• LISTED RECORDS:
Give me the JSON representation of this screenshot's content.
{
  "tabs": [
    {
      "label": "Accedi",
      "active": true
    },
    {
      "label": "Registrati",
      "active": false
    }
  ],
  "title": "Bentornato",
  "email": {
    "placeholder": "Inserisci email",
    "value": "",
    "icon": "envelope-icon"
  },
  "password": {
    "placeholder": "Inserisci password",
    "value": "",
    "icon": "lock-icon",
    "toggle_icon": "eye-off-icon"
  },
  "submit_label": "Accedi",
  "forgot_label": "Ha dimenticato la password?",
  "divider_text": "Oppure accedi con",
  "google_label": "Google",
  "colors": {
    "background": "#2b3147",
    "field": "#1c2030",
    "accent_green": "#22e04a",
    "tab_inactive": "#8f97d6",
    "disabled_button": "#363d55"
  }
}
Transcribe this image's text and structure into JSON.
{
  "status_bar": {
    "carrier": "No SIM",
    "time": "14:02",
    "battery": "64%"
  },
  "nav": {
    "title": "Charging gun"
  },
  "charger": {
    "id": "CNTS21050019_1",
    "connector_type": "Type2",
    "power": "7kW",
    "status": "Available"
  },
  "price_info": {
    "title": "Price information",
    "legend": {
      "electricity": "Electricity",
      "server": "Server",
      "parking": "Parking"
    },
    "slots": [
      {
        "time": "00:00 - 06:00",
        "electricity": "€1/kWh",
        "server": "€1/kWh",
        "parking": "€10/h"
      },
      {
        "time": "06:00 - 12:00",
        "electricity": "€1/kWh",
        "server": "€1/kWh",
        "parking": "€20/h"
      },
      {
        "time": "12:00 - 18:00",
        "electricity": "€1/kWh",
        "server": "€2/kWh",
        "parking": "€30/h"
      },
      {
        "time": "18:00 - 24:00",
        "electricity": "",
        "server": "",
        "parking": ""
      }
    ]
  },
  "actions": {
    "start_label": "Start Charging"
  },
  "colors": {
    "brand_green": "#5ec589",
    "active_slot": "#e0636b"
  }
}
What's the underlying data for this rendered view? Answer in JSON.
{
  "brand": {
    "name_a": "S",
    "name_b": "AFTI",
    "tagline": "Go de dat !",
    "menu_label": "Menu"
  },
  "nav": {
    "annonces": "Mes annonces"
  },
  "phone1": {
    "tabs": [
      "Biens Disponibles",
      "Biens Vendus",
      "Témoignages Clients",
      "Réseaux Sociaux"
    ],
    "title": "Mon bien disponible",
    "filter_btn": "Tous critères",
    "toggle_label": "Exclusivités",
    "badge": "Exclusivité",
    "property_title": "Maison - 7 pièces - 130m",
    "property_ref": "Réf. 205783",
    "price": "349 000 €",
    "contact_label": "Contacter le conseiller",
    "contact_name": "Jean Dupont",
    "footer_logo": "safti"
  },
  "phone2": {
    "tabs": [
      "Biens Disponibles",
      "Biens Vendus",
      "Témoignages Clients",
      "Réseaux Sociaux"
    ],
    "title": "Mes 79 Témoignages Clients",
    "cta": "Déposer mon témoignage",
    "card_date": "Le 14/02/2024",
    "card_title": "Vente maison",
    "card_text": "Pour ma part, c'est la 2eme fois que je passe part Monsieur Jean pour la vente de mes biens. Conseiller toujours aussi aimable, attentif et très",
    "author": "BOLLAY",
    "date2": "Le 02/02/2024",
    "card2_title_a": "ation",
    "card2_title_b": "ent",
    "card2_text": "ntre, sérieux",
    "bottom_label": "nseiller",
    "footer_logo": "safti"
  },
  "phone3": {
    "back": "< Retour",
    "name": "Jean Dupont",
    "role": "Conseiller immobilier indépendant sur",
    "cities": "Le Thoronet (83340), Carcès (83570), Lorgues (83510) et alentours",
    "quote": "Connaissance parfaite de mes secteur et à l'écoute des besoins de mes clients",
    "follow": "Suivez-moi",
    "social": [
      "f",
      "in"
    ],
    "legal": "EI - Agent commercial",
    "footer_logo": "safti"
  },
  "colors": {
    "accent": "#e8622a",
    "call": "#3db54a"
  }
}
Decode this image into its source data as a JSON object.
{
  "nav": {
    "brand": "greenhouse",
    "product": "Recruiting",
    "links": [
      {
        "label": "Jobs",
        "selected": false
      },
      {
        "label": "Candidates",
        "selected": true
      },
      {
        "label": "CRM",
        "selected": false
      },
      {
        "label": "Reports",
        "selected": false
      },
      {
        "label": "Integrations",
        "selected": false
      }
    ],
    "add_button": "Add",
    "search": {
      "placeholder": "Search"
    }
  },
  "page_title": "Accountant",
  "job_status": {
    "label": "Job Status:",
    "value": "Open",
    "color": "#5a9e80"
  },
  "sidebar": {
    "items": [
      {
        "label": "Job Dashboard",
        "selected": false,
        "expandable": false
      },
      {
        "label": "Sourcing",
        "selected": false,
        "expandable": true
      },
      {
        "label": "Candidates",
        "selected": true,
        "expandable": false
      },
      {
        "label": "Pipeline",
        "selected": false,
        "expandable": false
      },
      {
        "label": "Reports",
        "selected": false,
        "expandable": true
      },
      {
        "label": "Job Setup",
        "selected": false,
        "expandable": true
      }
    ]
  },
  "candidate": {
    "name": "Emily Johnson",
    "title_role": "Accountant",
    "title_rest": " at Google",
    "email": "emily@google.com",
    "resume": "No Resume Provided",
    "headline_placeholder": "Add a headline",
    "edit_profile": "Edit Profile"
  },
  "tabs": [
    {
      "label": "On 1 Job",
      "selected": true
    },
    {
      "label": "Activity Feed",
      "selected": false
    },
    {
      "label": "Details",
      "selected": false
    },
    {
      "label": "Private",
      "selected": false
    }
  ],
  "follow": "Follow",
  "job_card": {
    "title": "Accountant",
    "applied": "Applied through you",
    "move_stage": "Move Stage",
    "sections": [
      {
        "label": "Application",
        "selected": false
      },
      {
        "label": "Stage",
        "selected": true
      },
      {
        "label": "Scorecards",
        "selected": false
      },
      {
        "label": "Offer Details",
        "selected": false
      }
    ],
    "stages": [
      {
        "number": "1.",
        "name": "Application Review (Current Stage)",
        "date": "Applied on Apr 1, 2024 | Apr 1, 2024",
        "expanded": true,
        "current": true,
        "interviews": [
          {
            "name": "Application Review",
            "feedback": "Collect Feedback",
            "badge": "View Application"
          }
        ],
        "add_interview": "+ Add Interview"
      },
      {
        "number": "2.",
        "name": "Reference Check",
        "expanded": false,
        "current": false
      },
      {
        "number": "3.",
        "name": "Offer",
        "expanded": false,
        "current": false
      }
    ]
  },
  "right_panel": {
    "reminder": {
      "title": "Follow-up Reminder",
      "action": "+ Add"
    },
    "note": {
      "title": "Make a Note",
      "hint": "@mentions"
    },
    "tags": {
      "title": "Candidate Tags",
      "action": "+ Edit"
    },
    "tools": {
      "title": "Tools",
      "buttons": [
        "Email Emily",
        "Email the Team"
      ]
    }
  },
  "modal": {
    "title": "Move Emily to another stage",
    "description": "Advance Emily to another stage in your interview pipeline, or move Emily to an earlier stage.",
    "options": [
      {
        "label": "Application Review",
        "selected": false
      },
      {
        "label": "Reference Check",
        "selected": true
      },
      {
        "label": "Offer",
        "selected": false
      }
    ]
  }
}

• GIVEN EXERCISE: Reproduce the data, keeping every line exactly the same.

• RESULT:
Give me the JSON representation of this screenshot's content.
{
  "tabs": [
    {
      "label": "Accedi",
      "active": true
    },
    {
      "label": "Registrati",
      "active": false
    }
  ],
  "title": "Bentornato",
  "email": {
    "placeholder": "Inserisci email",
    "value": "",
    "icon": "envelope-icon"
  },
  "password": {
    "placeholder": "Inserisci password",
    "value": "",
    "icon": "lock-icon",
    "toggle_icon": "eye-off-icon"
  },
  "submit_label": "Accedi",
  "forgot_label": "Ha dimenticato la password?",
  "divider_text": "Oppure accedi con",
  "google_label": "Google",
  "colors": {
    "background": "#2b3147",
    "field": "#1c2030",
    "accent_green": "#22e04a",
    "tab_inactive": "#8f97d6",
    "disabled_button": "#363d55"
  }
}
Transcribe this image's text and structure into JSON.
{
  "status_bar": {
    "carrier": "No SIM",
    "time": "14:02",
    "battery": "64%"
  },
  "nav": {
    "title": "Charging gun"
  },
  "charger": {
    "id": "CNTS21050019_1",
    "connector_type": "Type2",
    "power": "7kW",
    "status": "Available"
  },
  "price_info": {
    "title": "Price information",
    "legend": {
      "electricity": "Electricity",
      "server": "Server",
      "parking": "Parking"
    },
    "slots": [
      {
        "time": "00:00 - 06:00",
        "electricity": "€1/kWh",
        "server": "€1/kWh",
        "parking": "€10/h"
      },
      {
        "time": "06:00 - 12:00",
        "electricity": "€1/kWh",
        "server": "€1/kWh",
        "parking": "€20/h"
      },
      {
        "time": "12:00 - 18:00",
        "electricity": "€1/kWh",
        "server": "€2/kWh",
        "parking": "€30/h"
      },
      {
        "time": "18:00 - 24:00",
        "electricity": "",
        "server": "",
        "parking": ""
      }
    ]
  },
  "actions": {
    "start_label": "Start Charging"
  },
  "colors": {
    "brand_green": "#5ec589",
    "active_slot": "#e0636b"
  }
}
What's the underlying data for this rendered view? Answer in JSON.
{
  "brand": {
    "name_a": "S",
    "name_b": "AFTI",
    "tagline": "Go de dat !",
    "menu_label": "Menu"
  },
  "nav": {
    "annonces": "Mes annonces"
  },
  "phone1": {
    "tabs": [
      "Biens Disponibles",
      "Biens Vendus",
      "Témoignages Clients",
      "Réseaux Sociaux"
    ],
    "title": "Mon bien disponible",
    "filter_btn": "Tous critères",
    "toggle_label": "Exclusivités",
    "badge": "Exclusivité",
    "property_title": "Maison - 7 pièces - 130m",
    "property_ref": "Réf. 205783",
    "price": "349 000 €",
    "contact_label": "Contacter le conseiller",
    "contact_name": "Jean Dupont",
    "footer_logo": "safti"
  },
  "phone2": {
    "tabs": [
      "Biens Disponibles",
      "Biens Vendus",
      "Témoignages Clients",
      "Réseaux Sociaux"
    ],
    "title": "Mes 79 Témoignages Clients",
    "cta": "Déposer mon témoignage",
    "card_date": "Le 14/02/2024",
    "card_title": "Vente maison",
    "card_text": "Pour ma part, c'est la 2eme fois que je passe part Monsieur Jean pour la vente de mes biens. Conseiller toujours aussi aimable, attentif et très",
    "author": "BOLLAY",
    "date2": "Le 02/02/2024",
    "card2_title_a": "ation",
    "card2_title_b": "ent",
    "card2_text": "ntre, sérieux",
    "bottom_label": "nseiller",
    "footer_logo": "safti"
  },
  "phone3": {
    "back": "< Retour",
    "name": "Jean Dupont",
    "role": "Conseiller immobilier indépendant sur",
    "cities": "Le Thoronet (83340), Carcès (83570), Lorgues (83510) et alentours",
    "quote": "Connaissance parfaite de mes secteur et à l'écoute des besoins de mes clients",
    "follow": "Suivez-moi",
    "social": [
      "f",
      "in"
    ],
    "legal": "EI - Agent commercial",
    "footer_logo": "safti"
  },
  "colors": {
    "accent": "#e8622a",
    "call": "#3db54a"
  }
}
Decode this image into its source data as a JSON object.
{
  "nav": {
    "brand": "greenhouse",
    "product": "Recruiting",
    "links": [
      {
        "label": "Jobs",
        "selected": false
      },
      {
        "label": "Candidates",
        "selected": true
      },
      {
        "label": "CRM",
        "selected": false
      },
      {
        "label": "Reports",
        "selected": false
      },
      {
        "label": "Integrations",
        "selected": false
      }
    ],
    "add_button": "Add",
    "search": {
      "placeholder": "Search"
    }
  },
  "page_title": "Accountant",
  "job_status": {
    "label": "Job Status:",
    "value": "Open",
    "color": "#5a9e80"
  },
  "sidebar": {
    "items": [
      {
        "label": "Job Dashboard",
        "selected": false,
        "expandable": false
      },
      {
        "label": "Sourcing",
        "selected": false,
        "expandable": true
      },
      {
        "label": "Candidates",
        "selected": true,
        "expandable": false
      },
      {
        "label": "Pipeline",
        "selected": false,
        "expandable": false
      },
      {
        "label": "Reports",
        "selected": false,
        "expandable": true
      },
      {
        "label": "Job Setup",
        "selected": false,
        "expandable": true
      }
    ]
  },
  "candidate": {
    "name": "Emily Johnson",
    "title_role": "Accountant",
    "title_rest": " at Google",
    "email": "emily@google.com",
    "resume": "No Resume Provided",
    "headline_placeholder": "Add a headline",
    "edit_profile": "Edit Profile"
  },
  "tabs": [
    {
      "label": "On 1 Job",
      "selected": true
    },
    {
      "label": "Activity Feed",
      "selected": false
    },
    {
      "label": "Details",
      "selected": false
    },
    {
      "label": "Private",
      "selected": false
    }
  ],
  "follow": "Follow",
  "job_card": {
    "title": "Accountant",
    "applied": "Applied through you",
    "move_stage": "Move Stage",
    "sections": [
      {
        "label": "Application",
        "selected": false
      },
      {
        "label": "Stage",
        "selected": true
      },
      {
        "label": "Scorecards",
        "selected": false
      },
      {
        "label": "Offer Details",
        "selected": false
      }
    ],
    "stages": [
      {
        "number": "1.",
        "name": "Application Review (Current Stage)",
        "date": "Applied on Apr 1, 2024 | Apr 1, 2024",
        "expanded": true,
        "current": true,
        "interviews": [
          {
            "name": "Application Review",
            "feedback": "Collect Feedback",
            "badge": "View Application"
          }
        ],
        "add_interview": "+ Add Interview"
      },
      {
        "number": "2.",
        "name": "Reference Check",
        "expanded": false,
        "current": false
      },
      {
        "number": "3.",
        "name": "Offer",
        "expanded": false,
        "current": false
      }
    ]
  },
  "right_panel": {
    "reminder": {
      "title": "Follow-up Reminder",
      "action": "+ Add"
    },
    "note": {
      "title": "Make a Note",
      "hint": "@mentions"
    },
    "tags": {
      "title": "Candidate Tags",
      "action": "+ Edit"
    },
    "tools": {
      "title": "Tools",
      "buttons": [
        "Email Emily",
        "Email the Team"
      ]
    }
  },
  "modal": {
    "title": "Move Emily to another stage",
    "description": "Advance Emily to another stage in your interview pipeline, or move Emily to an earlier stage.",
    "options": [
      {
        "label": "Application Review",
        "selected": false
      },
      {
        "label": "Reference Check",
        "selected": true
      },
      {
        "label": "Offer",
        "selected": false
      }
    ]
  }
}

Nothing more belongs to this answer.